= JOB =
Every record must appear in your copy exactly as written, with no pictures.
** BEGIN WORKING DATA **
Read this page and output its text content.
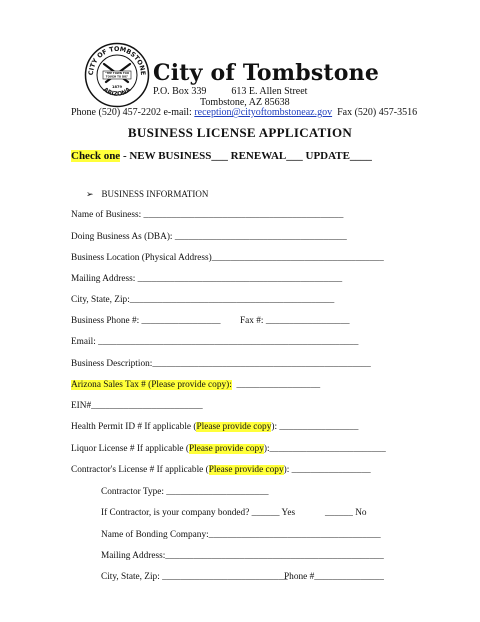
CITY OF TOMBSTONE
ARIZONA
"THE TOWN TOO
TOUGH TO DIE"
1879
City of Tombstone
P.O. Box 339          613 E. Allen Street
Tombstone, AZ 85638
Phone (520) 457-2202 e-mail: reception@cityoftombstoneaz.gov  Fax (520) 457-3516
BUSINESS LICENSE APPLICATION
Check one - NEW BUSINESS___ RENEWAL___ UPDATE____
➢ BUSINESS INFORMATION
Name of Business: ___________________________________________
Doing Business As (DBA): _____________________________________
Business Location (Physical Address)_____________________________________
Mailing Address: ____________________________________________
City, State, Zip:____________________________________________
Business Phone #: _________________ Fax #: __________________
Email: ________________________________________________________
Business Description:_______________________________________________
Arizona Sales Tax # (Please provide copy):  __________________
EIN#________________________
Health Permit ID # If applicable (Please provide copy): _________________
Liquor License # If applicable (Please provide copy):_________________________
Contractor's License # If applicable (Please provide copy): _________________
Contractor Type: ______________________
If Contractor, is your company bonded? ______ Yes	______ No
Name of Bonding Company:_____________________________________
Mailing Address:_______________________________________________
City, State, Zip: ___________________________
Phone #_______________
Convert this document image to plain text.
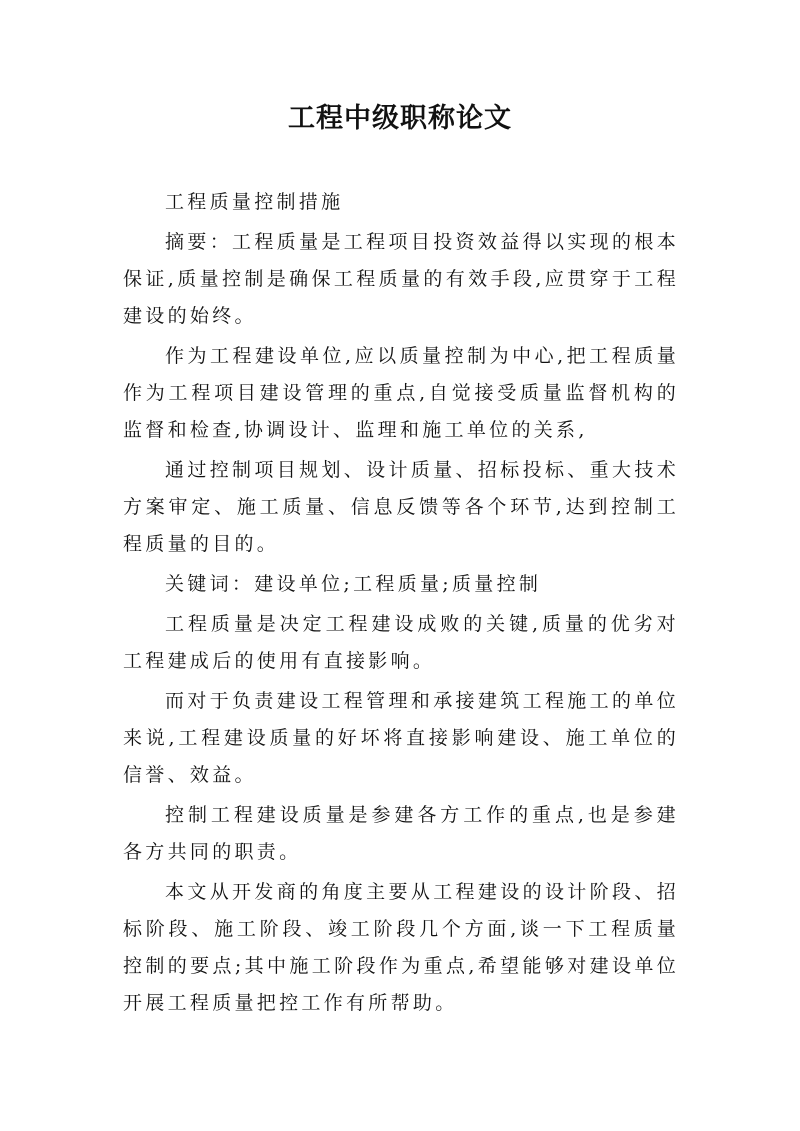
工程中级职称论文

工程质量控制措施

摘要：工程质量是工程项目投资效益得以实现的根本保证,质量控制是确保工程质量的有效手段,应贯穿于工程建设的始终。

作为工程建设单位,应以质量控制为中心,把工程质量作为工程项目建设管理的重点,自觉接受质量监督机构的监督和检查,协调设计、监理和施工单位的关系,

通过控制项目规划、设计质量、招标投标、重大技术方案审定、施工质量、信息反馈等各个环节,达到控制工程质量的目的。

关键词：建设单位;工程质量;质量控制

工程质量是决定工程建设成败的关键,质量的优劣对工程建成后的使用有直接影响。

而对于负责建设工程管理和承接建筑工程施工的单位来说,工程建设质量的好坏将直接影响建设、施工单位的信誉、效益。

控制工程建设质量是参建各方工作的重点,也是参建各方共同的职责。

本文从开发商的角度主要从工程建设的设计阶段、招标阶段、施工阶段、竣工阶段几个方面,谈一下工程质量控制的要点;其中施工阶段作为重点,希望能够对建设单位开展工程质量把控工作有所帮助。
** END WORKING DATA **
= THE REPLY =
Read this page and output its text content.
CITY OF TOMBSTONE
ARIZONA
"THE TOWN TOO
TOUGH TO DIE"
1879
City of Tombstone
P.O. Box 339          613 E. Allen Street
Tombstone, AZ 85638
Phone (520) 457-2202 e-mail: reception@cityoftombstoneaz.gov  Fax (520) 457-3516
BUSINESS LICENSE APPLICATION
Check one - NEW BUSINESS___ RENEWAL___ UPDATE____
➢ BUSINESS INFORMATION
Name of Business: ___________________________________________
Doing Business As (DBA): _____________________________________
Business Location (Physical Address)_____________________________________
Mailing Address: ____________________________________________
City, State, Zip:____________________________________________
Business Phone #: _________________ Fax #: __________________
Email: ________________________________________________________
Business Description:_______________________________________________
Arizona Sales Tax # (Please provide copy):  __________________
EIN#________________________
Health Permit ID # If applicable (Please provide copy): _________________
Liquor License # If applicable (Please provide copy):_________________________
Contractor's License # If applicable (Please provide copy): _________________
Contractor Type: ______________________
If Contractor, is your company bonded? ______ Yes	______ No
Name of Bonding Company:_____________________________________
Mailing Address:_______________________________________________
City, State, Zip: ___________________________
Phone #_______________
Convert this document image to plain text.
工程中级职称论文

工程质量控制措施

摘要：工程质量是工程项目投资效益得以实现的根本保证,质量控制是确保工程质量的有效手段,应贯穿于工程建设的始终。

作为工程建设单位,应以质量控制为中心,把工程质量作为工程项目建设管理的重点,自觉接受质量监督机构的监督和检查,协调设计、监理和施工单位的关系,

通过控制项目规划、设计质量、招标投标、重大技术方案审定、施工质量、信息反馈等各个环节,达到控制工程质量的目的。

关键词：建设单位;工程质量;质量控制

工程质量是决定工程建设成败的关键,质量的优劣对工程建成后的使用有直接影响。

而对于负责建设工程管理和承接建筑工程施工的单位来说,工程建设质量的好坏将直接影响建设、施工单位的信誉、效益。

控制工程建设质量是参建各方工作的重点,也是参建各方共同的职责。

本文从开发商的角度主要从工程建设的设计阶段、招标阶段、施工阶段、竣工阶段几个方面,谈一下工程质量控制的要点;其中施工阶段作为重点,希望能够对建设单位开展工程质量把控工作有所帮助。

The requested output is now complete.